* **Quoted passage**:
################

3: A couple of links. There’s a memorial site up for Aaron Swartz that any so moved might find it worthwhile to visit. And for those of you interested in actions that honor Swartz’s ambitions, MuckRock, a site dedicated to helping folks file Freedom of Information Act requests is offering free FOIA filing for the day in Aaron Swartz’s honor.
Alright, with those out of the way, onto the argument mistermix advanced in response to my piece about MIT President Rafael Reif’s announcement made in the wake of Swartz’s suicide and his family’s direct indictment of the Institute’s role in that tragedy. On that matter, mistermix writes:
When I read Tom’s piece about MIT’s President appointing a panel to study MIT’s response to Swartz, I figured that President’s haste indicated that there were some dirty hands at MIT who wanted to kick the can down the road. And what better way to do that than to follow the blue-ribbon example of Linda P.B. Katehi, still Chancellor of the UC Davis system, who used a panel to wiggle out of any accountability for her role in the pepper spraying of the Occupy protest on her campus. It doesn’t matter what the panel reports. What matters is that the panel’s report will be a long time in coming. When the report finally arrives, the outrage at those who insisted on draconian punishments for a “crime”–from which Swartz didn’t profit, which was completely non-violent, and which probably had minimal effect on the alleged victim (JSTOR)–will be attenuated by the passage at time.

################

* **Data supplied**:
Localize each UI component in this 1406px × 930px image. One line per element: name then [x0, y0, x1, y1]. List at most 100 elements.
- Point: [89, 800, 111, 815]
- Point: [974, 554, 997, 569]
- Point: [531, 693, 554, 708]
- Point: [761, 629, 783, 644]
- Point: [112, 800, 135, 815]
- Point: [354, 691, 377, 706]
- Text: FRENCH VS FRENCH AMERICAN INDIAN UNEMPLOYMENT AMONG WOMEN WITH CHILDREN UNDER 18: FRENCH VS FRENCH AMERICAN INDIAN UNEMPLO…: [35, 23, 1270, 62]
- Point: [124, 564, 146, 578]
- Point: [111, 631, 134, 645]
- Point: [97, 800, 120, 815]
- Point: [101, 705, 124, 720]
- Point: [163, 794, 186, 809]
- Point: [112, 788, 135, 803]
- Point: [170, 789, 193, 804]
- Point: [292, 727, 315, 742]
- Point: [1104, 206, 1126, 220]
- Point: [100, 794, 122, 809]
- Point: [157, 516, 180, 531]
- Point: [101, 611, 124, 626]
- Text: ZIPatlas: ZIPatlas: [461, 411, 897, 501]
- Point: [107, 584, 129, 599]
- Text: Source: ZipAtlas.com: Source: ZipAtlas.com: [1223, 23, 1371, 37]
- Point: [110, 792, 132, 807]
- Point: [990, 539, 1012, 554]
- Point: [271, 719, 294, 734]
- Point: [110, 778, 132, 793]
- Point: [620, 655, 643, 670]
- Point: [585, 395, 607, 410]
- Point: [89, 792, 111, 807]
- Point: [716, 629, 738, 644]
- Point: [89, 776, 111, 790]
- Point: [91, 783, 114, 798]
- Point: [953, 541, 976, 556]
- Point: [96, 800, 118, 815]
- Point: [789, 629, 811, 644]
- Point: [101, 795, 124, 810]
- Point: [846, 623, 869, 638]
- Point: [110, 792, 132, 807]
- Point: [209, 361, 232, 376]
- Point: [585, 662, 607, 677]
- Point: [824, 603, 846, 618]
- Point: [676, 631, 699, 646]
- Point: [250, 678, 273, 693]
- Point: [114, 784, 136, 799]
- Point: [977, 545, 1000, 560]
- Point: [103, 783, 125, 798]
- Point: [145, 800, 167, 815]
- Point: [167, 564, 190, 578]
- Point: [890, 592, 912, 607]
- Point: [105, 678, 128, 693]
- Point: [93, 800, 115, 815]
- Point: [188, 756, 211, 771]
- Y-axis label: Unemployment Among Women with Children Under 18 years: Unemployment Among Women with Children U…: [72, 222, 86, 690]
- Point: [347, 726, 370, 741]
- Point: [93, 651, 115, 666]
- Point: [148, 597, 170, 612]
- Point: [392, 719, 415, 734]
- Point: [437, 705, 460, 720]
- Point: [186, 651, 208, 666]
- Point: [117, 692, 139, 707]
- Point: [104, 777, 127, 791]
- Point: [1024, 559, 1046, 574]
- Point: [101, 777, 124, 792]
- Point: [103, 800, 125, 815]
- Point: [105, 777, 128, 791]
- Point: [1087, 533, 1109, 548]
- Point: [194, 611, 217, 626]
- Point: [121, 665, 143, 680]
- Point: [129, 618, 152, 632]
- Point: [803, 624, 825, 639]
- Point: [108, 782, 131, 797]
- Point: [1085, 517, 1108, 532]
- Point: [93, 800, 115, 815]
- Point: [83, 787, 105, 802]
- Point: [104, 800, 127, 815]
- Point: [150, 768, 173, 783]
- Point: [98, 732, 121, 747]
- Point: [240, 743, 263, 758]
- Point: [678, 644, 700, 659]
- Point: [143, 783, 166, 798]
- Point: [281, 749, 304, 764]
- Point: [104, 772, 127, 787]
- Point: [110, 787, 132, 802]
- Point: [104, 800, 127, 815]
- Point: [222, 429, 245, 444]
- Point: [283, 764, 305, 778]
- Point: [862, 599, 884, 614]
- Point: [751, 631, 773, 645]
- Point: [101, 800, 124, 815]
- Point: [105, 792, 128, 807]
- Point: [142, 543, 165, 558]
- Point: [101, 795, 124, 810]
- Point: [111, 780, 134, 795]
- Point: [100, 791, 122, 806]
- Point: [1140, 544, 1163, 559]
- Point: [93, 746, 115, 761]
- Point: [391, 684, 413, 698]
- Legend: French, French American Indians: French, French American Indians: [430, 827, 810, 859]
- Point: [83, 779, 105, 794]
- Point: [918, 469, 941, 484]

################

* **Aim 1**: In the Aaron Swartz post, what is MuckRock offering for the day in Swartz's honor?
* **Aim 2**: Update the Aaron Swartz post starting at "3: A couple" and ending at "Aaron Swartz’s honor.", putting "tribute page" in place of "memorial site".
The entries have nothing to do with the Aaron Swartz post.

* **Written response 1**: Free FOIA filing.

* **Written response 2**:
3: A couple of links. There’s a tribute page up for Aaron Swartz that any so moved might find it worthwhile to visit. And for those of you interested in actions that honor Swartz’s ambitions, MuckRock, a site dedicated to helping folks file Freedom of Information Act requests is offering free FOIA filing for the day in Aaron Swartz’s honor.